> Prompt:
Would you pull out every line of the material that contains the string "vārdu"?

> Records to use:
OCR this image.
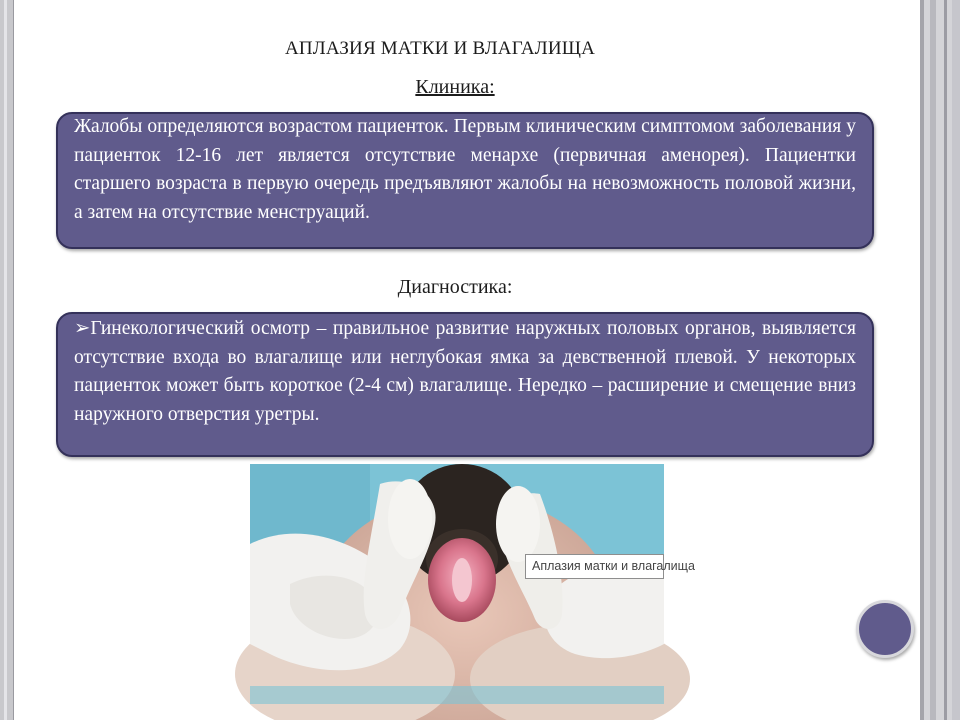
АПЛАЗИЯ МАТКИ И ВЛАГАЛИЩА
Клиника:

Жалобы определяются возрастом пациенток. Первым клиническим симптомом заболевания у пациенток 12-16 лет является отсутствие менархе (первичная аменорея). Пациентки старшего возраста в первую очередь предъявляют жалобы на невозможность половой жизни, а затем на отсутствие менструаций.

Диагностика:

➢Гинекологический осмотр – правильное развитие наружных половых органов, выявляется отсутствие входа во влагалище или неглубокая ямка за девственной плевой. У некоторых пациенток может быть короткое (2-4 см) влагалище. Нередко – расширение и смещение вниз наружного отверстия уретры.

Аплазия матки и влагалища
...
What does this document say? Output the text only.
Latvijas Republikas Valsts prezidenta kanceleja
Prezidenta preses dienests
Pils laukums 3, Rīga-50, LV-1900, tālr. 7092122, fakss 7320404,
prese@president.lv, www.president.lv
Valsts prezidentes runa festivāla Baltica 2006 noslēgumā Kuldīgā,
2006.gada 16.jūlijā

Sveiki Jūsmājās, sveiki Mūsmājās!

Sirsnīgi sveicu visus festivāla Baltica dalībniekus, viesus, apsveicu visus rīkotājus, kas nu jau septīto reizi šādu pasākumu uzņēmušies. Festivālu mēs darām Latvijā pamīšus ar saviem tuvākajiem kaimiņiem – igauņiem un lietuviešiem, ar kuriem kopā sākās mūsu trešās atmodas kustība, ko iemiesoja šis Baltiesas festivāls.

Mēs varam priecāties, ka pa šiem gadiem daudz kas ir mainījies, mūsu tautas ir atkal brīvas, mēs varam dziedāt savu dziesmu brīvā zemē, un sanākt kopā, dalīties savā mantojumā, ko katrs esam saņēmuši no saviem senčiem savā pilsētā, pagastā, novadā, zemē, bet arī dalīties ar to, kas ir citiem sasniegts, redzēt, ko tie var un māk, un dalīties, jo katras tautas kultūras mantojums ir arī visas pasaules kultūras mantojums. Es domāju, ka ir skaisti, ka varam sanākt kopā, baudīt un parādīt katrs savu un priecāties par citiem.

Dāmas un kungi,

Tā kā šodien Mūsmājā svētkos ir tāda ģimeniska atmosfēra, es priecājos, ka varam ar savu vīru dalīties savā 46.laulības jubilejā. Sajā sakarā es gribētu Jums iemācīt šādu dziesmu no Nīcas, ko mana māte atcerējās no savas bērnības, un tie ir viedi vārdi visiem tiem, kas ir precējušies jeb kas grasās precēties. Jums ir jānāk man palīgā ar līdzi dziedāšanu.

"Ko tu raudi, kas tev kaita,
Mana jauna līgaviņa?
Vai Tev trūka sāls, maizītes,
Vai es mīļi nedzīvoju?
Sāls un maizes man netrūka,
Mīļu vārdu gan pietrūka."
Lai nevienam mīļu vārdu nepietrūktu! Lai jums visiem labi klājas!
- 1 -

> Result of the exercise:
Mīļu vārdu gan pietrūka."
Lai nevienam mīļu vārdu nepietrūktu! Lai jums visiem labi klājas!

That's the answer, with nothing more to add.